Make an exact copy of each entry, leaving out every picture.
┌────────
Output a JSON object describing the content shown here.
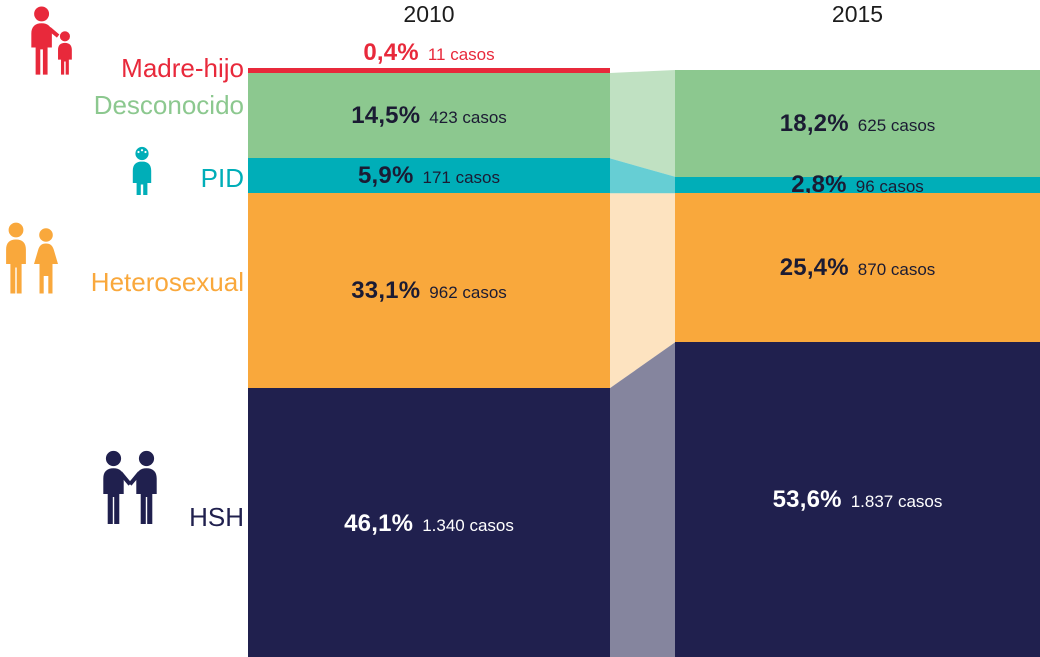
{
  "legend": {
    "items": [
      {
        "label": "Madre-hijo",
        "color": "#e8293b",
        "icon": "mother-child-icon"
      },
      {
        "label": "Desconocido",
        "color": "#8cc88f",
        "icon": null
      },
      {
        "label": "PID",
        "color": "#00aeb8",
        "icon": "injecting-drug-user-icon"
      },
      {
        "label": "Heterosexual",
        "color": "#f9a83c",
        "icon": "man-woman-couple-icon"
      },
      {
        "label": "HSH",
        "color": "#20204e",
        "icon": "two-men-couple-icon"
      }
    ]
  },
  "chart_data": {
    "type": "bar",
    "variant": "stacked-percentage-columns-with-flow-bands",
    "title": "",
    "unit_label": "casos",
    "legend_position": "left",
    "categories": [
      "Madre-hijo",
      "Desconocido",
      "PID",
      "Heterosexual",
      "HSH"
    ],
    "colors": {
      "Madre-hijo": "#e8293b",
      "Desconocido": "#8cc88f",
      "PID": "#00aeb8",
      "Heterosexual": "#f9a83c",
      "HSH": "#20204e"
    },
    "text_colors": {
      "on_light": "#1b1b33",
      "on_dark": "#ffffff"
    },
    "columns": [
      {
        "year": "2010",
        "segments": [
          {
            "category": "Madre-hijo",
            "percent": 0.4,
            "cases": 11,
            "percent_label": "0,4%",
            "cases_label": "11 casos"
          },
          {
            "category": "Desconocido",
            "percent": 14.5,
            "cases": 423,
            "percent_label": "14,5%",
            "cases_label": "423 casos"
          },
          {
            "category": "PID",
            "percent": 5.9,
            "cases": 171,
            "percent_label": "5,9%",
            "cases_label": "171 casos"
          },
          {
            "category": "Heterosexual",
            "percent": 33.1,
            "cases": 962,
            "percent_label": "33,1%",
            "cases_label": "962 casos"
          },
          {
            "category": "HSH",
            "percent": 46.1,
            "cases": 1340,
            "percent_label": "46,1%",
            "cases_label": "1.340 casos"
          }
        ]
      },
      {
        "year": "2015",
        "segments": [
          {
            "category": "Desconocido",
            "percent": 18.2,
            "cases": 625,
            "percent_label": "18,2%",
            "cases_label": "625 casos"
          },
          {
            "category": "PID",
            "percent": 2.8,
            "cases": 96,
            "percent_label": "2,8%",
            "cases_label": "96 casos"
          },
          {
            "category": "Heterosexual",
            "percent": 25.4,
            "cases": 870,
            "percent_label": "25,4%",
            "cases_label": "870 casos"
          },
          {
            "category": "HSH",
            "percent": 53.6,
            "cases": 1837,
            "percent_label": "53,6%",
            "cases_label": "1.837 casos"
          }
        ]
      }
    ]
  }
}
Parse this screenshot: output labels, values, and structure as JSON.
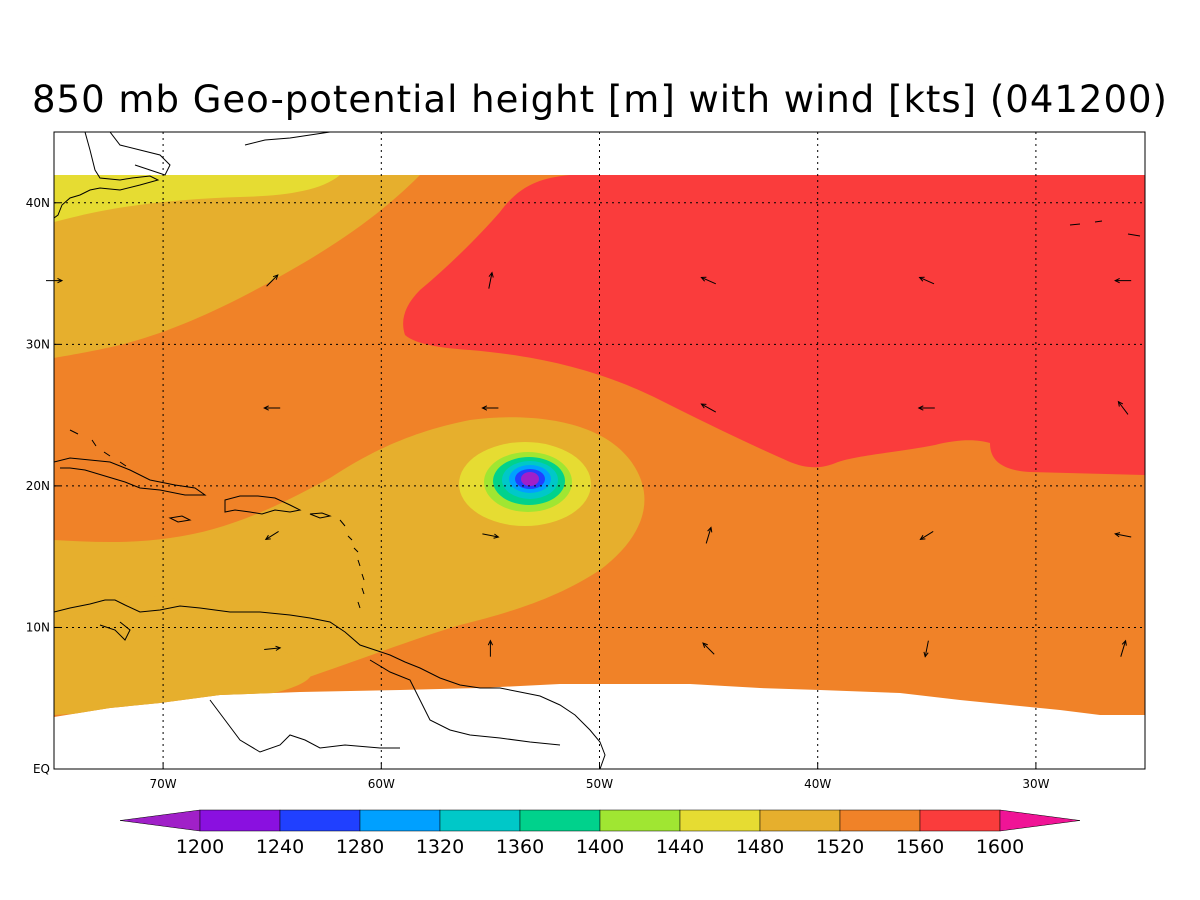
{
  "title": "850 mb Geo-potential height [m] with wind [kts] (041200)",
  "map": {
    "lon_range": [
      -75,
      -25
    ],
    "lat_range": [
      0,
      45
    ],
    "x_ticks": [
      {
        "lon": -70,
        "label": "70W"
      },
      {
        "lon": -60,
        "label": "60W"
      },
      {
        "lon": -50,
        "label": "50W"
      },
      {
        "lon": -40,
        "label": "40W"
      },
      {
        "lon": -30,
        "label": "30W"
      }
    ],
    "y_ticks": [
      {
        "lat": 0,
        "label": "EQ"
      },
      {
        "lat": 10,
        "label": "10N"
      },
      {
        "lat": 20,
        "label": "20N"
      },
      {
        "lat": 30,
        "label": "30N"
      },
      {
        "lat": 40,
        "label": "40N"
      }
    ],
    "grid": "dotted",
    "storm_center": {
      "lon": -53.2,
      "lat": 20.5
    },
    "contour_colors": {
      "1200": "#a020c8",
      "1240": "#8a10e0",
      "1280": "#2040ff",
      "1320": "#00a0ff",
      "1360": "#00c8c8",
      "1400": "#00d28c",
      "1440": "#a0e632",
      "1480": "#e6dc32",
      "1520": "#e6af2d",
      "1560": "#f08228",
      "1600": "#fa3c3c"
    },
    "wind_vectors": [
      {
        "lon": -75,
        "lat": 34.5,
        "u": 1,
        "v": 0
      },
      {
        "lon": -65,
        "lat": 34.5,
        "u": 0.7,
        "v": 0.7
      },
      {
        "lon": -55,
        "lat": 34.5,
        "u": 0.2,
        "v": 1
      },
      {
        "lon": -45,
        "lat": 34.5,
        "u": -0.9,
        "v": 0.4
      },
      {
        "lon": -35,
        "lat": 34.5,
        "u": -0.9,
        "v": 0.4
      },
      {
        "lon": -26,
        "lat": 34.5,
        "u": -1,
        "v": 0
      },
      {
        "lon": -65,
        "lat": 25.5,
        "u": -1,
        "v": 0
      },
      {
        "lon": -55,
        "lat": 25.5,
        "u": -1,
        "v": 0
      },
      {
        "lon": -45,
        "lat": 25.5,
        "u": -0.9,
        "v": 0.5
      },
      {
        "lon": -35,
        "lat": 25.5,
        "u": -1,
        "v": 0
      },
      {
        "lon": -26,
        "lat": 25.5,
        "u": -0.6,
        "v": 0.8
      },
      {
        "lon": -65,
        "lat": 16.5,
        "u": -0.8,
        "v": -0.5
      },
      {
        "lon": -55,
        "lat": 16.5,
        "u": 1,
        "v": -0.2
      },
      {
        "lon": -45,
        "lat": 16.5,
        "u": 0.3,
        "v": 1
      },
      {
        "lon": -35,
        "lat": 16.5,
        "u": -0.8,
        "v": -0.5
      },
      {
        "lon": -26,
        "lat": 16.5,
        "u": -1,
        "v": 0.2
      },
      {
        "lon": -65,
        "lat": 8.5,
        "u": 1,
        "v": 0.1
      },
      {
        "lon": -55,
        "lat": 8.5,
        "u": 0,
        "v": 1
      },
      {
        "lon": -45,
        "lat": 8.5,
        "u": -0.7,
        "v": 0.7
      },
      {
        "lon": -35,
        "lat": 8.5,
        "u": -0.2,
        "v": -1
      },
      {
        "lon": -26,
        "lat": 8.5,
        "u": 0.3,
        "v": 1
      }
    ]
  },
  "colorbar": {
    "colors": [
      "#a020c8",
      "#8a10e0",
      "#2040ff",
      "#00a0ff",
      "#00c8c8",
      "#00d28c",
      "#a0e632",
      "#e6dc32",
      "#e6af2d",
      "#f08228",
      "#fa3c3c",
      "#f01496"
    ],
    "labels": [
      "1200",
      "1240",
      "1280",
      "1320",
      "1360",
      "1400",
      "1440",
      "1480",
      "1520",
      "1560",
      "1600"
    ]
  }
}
└────────
Reply to the task:
Output a JSON object describing the content shown here.
{
  "legend": {
    "items": [
      {
        "label": "Madre-hijo",
        "color": "#e8293b",
        "icon": "mother-child-icon"
      },
      {
        "label": "Desconocido",
        "color": "#8cc88f",
        "icon": null
      },
      {
        "label": "PID",
        "color": "#00aeb8",
        "icon": "injecting-drug-user-icon"
      },
      {
        "label": "Heterosexual",
        "color": "#f9a83c",
        "icon": "man-woman-couple-icon"
      },
      {
        "label": "HSH",
        "color": "#20204e",
        "icon": "two-men-couple-icon"
      }
    ]
  },
  "chart_data": {
    "type": "bar",
    "variant": "stacked-percentage-columns-with-flow-bands",
    "title": "",
    "unit_label": "casos",
    "legend_position": "left",
    "categories": [
      "Madre-hijo",
      "Desconocido",
      "PID",
      "Heterosexual",
      "HSH"
    ],
    "colors": {
      "Madre-hijo": "#e8293b",
      "Desconocido": "#8cc88f",
      "PID": "#00aeb8",
      "Heterosexual": "#f9a83c",
      "HSH": "#20204e"
    },
    "text_colors": {
      "on_light": "#1b1b33",
      "on_dark": "#ffffff"
    },
    "columns": [
      {
        "year": "2010",
        "segments": [
          {
            "category": "Madre-hijo",
            "percent": 0.4,
            "cases": 11,
            "percent_label": "0,4%",
            "cases_label": "11 casos"
          },
          {
            "category": "Desconocido",
            "percent": 14.5,
            "cases": 423,
            "percent_label": "14,5%",
            "cases_label": "423 casos"
          },
          {
            "category": "PID",
            "percent": 5.9,
            "cases": 171,
            "percent_label": "5,9%",
            "cases_label": "171 casos"
          },
          {
            "category": "Heterosexual",
            "percent": 33.1,
            "cases": 962,
            "percent_label": "33,1%",
            "cases_label": "962 casos"
          },
          {
            "category": "HSH",
            "percent": 46.1,
            "cases": 1340,
            "percent_label": "46,1%",
            "cases_label": "1.340 casos"
          }
        ]
      },
      {
        "year": "2015",
        "segments": [
          {
            "category": "Desconocido",
            "percent": 18.2,
            "cases": 625,
            "percent_label": "18,2%",
            "cases_label": "625 casos"
          },
          {
            "category": "PID",
            "percent": 2.8,
            "cases": 96,
            "percent_label": "2,8%",
            "cases_label": "96 casos"
          },
          {
            "category": "Heterosexual",
            "percent": 25.4,
            "cases": 870,
            "percent_label": "25,4%",
            "cases_label": "870 casos"
          },
          {
            "category": "HSH",
            "percent": 53.6,
            "cases": 1837,
            "percent_label": "53,6%",
            "cases_label": "1.837 casos"
          }
        ]
      }
    ]
  }
}
Parse this screenshot: output labels, values, and structure as JSON.
{
  "title": "850 mb Geo-potential height [m] with wind [kts] (041200)",
  "map": {
    "lon_range": [
      -75,
      -25
    ],
    "lat_range": [
      0,
      45
    ],
    "x_ticks": [
      {
        "lon": -70,
        "label": "70W"
      },
      {
        "lon": -60,
        "label": "60W"
      },
      {
        "lon": -50,
        "label": "50W"
      },
      {
        "lon": -40,
        "label": "40W"
      },
      {
        "lon": -30,
        "label": "30W"
      }
    ],
    "y_ticks": [
      {
        "lat": 0,
        "label": "EQ"
      },
      {
        "lat": 10,
        "label": "10N"
      },
      {
        "lat": 20,
        "label": "20N"
      },
      {
        "lat": 30,
        "label": "30N"
      },
      {
        "lat": 40,
        "label": "40N"
      }
    ],
    "grid": "dotted",
    "storm_center": {
      "lon": -53.2,
      "lat": 20.5
    },
    "contour_colors": {
      "1200": "#a020c8",
      "1240": "#8a10e0",
      "1280": "#2040ff",
      "1320": "#00a0ff",
      "1360": "#00c8c8",
      "1400": "#00d28c",
      "1440": "#a0e632",
      "1480": "#e6dc32",
      "1520": "#e6af2d",
      "1560": "#f08228",
      "1600": "#fa3c3c"
    },
    "wind_vectors": [
      {
        "lon": -75,
        "lat": 34.5,
        "u": 1,
        "v": 0
      },
      {
        "lon": -65,
        "lat": 34.5,
        "u": 0.7,
        "v": 0.7
      },
      {
        "lon": -55,
        "lat": 34.5,
        "u": 0.2,
        "v": 1
      },
      {
        "lon": -45,
        "lat": 34.5,
        "u": -0.9,
        "v": 0.4
      },
      {
        "lon": -35,
        "lat": 34.5,
        "u": -0.9,
        "v": 0.4
      },
      {
        "lon": -26,
        "lat": 34.5,
        "u": -1,
        "v": 0
      },
      {
        "lon": -65,
        "lat": 25.5,
        "u": -1,
        "v": 0
      },
      {
        "lon": -55,
        "lat": 25.5,
        "u": -1,
        "v": 0
      },
      {
        "lon": -45,
        "lat": 25.5,
        "u": -0.9,
        "v": 0.5
      },
      {
        "lon": -35,
        "lat": 25.5,
        "u": -1,
        "v": 0
      },
      {
        "lon": -26,
        "lat": 25.5,
        "u": -0.6,
        "v": 0.8
      },
      {
        "lon": -65,
        "lat": 16.5,
        "u": -0.8,
        "v": -0.5
      },
      {
        "lon": -55,
        "lat": 16.5,
        "u": 1,
        "v": -0.2
      },
      {
        "lon": -45,
        "lat": 16.5,
        "u": 0.3,
        "v": 1
      },
      {
        "lon": -35,
        "lat": 16.5,
        "u": -0.8,
        "v": -0.5
      },
      {
        "lon": -26,
        "lat": 16.5,
        "u": -1,
        "v": 0.2
      },
      {
        "lon": -65,
        "lat": 8.5,
        "u": 1,
        "v": 0.1
      },
      {
        "lon": -55,
        "lat": 8.5,
        "u": 0,
        "v": 1
      },
      {
        "lon": -45,
        "lat": 8.5,
        "u": -0.7,
        "v": 0.7
      },
      {
        "lon": -35,
        "lat": 8.5,
        "u": -0.2,
        "v": -1
      },
      {
        "lon": -26,
        "lat": 8.5,
        "u": 0.3,
        "v": 1
      }
    ]
  },
  "colorbar": {
    "colors": [
      "#a020c8",
      "#8a10e0",
      "#2040ff",
      "#00a0ff",
      "#00c8c8",
      "#00d28c",
      "#a0e632",
      "#e6dc32",
      "#e6af2d",
      "#f08228",
      "#fa3c3c",
      "#f01496"
    ],
    "labels": [
      "1200",
      "1240",
      "1280",
      "1320",
      "1360",
      "1400",
      "1440",
      "1480",
      "1520",
      "1560",
      "1600"
    ]
  }
}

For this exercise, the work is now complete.